__Exercise aim__: Take every line from the listing below that includes "Unet" and copy it.

__Supplied data__:
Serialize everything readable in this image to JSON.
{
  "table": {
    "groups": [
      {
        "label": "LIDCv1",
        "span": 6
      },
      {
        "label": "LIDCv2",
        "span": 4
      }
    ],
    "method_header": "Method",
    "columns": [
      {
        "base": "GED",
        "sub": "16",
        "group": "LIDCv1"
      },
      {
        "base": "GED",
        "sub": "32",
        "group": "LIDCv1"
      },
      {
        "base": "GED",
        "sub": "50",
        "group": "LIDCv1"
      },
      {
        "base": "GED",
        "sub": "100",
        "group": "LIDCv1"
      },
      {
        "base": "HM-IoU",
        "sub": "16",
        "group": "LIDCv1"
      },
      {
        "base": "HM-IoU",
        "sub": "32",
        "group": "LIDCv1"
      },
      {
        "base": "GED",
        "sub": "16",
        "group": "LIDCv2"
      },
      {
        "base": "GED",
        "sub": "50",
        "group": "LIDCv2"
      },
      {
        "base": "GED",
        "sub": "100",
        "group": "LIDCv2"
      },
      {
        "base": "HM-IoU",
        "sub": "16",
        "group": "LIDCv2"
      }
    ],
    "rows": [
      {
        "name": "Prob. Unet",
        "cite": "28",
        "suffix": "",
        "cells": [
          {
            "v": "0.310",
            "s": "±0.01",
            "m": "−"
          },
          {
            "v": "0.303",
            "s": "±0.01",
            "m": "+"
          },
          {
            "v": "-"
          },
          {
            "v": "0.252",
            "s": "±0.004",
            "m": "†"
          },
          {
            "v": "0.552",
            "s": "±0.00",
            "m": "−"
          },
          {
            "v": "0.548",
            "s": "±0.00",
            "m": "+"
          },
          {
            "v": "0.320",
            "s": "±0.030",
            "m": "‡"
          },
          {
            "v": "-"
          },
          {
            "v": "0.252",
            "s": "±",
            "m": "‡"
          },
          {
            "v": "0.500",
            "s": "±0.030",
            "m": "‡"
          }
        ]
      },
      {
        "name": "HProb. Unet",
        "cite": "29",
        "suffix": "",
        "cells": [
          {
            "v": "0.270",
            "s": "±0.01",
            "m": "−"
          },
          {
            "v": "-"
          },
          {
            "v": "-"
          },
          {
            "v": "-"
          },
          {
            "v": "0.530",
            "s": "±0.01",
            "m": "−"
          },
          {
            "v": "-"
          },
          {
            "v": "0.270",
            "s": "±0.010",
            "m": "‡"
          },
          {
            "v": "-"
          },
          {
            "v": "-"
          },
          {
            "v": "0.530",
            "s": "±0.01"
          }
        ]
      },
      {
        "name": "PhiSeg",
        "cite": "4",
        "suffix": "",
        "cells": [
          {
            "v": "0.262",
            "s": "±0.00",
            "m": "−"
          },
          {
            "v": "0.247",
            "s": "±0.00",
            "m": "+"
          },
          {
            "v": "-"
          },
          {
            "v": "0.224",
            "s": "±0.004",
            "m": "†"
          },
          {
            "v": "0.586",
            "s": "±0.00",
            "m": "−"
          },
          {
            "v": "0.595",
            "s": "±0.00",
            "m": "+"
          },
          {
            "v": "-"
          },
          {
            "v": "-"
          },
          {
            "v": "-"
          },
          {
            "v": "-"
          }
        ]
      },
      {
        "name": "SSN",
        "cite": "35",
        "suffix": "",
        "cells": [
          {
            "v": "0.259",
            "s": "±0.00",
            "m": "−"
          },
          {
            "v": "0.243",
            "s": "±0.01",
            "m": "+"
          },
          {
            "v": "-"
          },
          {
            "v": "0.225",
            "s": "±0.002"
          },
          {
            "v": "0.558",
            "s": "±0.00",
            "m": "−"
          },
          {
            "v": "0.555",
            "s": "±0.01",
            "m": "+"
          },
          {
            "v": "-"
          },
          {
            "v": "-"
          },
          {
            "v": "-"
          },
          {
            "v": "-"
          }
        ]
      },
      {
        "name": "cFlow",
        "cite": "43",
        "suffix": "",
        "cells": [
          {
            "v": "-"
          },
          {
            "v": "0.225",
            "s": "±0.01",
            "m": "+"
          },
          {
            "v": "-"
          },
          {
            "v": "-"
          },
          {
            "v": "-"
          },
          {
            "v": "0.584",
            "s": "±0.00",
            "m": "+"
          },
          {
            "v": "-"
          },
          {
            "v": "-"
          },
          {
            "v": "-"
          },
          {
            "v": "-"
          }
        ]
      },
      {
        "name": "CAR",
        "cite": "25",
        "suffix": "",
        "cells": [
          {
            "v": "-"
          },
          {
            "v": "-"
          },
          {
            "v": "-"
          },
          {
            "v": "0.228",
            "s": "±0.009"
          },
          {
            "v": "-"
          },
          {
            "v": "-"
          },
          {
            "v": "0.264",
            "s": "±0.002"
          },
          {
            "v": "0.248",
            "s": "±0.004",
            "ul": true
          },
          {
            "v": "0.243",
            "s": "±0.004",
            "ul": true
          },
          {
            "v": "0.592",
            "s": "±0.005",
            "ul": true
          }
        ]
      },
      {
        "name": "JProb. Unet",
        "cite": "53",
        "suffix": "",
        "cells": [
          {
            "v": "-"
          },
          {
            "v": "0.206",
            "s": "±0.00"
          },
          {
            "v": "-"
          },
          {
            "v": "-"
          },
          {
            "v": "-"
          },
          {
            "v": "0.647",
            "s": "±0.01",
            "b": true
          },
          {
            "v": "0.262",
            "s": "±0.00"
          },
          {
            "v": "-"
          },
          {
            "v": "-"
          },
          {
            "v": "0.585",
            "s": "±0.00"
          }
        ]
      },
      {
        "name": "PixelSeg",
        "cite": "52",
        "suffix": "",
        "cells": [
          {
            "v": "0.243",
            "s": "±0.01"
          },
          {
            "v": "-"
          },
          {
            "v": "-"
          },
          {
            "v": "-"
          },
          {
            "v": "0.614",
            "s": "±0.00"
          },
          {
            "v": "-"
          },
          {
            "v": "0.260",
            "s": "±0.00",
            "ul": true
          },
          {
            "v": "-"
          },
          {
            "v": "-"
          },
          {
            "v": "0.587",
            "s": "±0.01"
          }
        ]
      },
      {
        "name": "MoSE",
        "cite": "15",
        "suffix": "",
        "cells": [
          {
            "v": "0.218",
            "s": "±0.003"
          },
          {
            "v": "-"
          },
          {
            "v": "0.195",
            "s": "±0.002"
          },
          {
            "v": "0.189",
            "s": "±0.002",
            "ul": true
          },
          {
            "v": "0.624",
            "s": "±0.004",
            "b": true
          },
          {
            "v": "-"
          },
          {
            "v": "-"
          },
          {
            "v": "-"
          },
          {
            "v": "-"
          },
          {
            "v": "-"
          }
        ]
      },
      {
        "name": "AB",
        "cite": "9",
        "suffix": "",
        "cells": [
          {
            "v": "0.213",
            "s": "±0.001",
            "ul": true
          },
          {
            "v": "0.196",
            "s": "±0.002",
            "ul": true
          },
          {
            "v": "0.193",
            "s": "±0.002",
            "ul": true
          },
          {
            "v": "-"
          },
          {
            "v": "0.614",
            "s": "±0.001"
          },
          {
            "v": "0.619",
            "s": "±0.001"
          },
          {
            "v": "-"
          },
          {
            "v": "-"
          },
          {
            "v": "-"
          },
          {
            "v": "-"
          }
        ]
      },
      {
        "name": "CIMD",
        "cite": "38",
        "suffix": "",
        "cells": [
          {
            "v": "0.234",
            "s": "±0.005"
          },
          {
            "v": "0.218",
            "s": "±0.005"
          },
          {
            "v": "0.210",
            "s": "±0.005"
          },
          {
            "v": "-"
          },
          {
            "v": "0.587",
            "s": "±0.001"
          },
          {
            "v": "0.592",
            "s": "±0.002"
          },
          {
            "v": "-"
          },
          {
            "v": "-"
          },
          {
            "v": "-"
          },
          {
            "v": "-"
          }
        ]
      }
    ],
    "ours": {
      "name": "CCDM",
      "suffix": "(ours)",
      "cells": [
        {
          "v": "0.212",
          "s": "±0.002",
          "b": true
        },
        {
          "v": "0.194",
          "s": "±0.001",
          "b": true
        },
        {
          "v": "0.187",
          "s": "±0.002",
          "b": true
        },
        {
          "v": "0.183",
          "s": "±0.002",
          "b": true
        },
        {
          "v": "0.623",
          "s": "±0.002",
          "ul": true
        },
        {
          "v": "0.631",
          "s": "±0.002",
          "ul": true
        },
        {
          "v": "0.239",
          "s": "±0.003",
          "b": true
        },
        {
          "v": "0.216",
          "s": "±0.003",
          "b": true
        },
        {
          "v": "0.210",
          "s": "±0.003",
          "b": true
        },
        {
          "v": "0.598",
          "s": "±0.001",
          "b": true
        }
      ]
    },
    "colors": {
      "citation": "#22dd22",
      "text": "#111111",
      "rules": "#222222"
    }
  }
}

__Exercise result__:
        "name": "Prob. Unet",
        "name": "HProb. Unet",
        "name": "JProb. Unet",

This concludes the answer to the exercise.